> _GOAL_: Reproduce all entries word for word.

Collected data entries:
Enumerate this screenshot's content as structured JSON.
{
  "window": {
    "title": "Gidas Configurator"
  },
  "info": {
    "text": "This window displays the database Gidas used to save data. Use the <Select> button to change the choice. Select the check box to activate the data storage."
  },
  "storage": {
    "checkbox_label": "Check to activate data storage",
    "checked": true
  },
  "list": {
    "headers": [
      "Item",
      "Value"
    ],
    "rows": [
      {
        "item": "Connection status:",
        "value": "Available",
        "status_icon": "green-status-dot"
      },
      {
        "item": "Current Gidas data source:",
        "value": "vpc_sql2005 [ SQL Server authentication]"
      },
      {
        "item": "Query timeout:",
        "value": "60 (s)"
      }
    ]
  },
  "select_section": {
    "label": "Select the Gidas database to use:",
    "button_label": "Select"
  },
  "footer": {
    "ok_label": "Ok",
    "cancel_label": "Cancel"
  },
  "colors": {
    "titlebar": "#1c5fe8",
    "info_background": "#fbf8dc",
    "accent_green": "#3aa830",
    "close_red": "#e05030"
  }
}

> _CORRECT RESULT_:
Enumerate this screenshot's content as structured JSON.
{
  "window": {
    "title": "Gidas Configurator"
  },
  "info": {
    "text": "This window displays the database Gidas used to save data. Use the <Select> button to change the choice. Select the check box to activate the data storage."
  },
  "storage": {
    "checkbox_label": "Check to activate data storage",
    "checked": true
  },
  "list": {
    "headers": [
      "Item",
      "Value"
    ],
    "rows": [
      {
        "item": "Connection status:",
        "value": "Available",
        "status_icon": "green-status-dot"
      },
      {
        "item": "Current Gidas data source:",
        "value": "vpc_sql2005 [ SQL Server authentication]"
      },
      {
        "item": "Query timeout:",
        "value": "60 (s)"
      }
    ]
  },
  "select_section": {
    "label": "Select the Gidas database to use:",
    "button_label": "Select"
  },
  "footer": {
    "ok_label": "Ok",
    "cancel_label": "Cancel"
  },
  "colors": {
    "titlebar": "#1c5fe8",
    "info_background": "#fbf8dc",
    "accent_green": "#3aa830",
    "close_red": "#e05030"
  }
}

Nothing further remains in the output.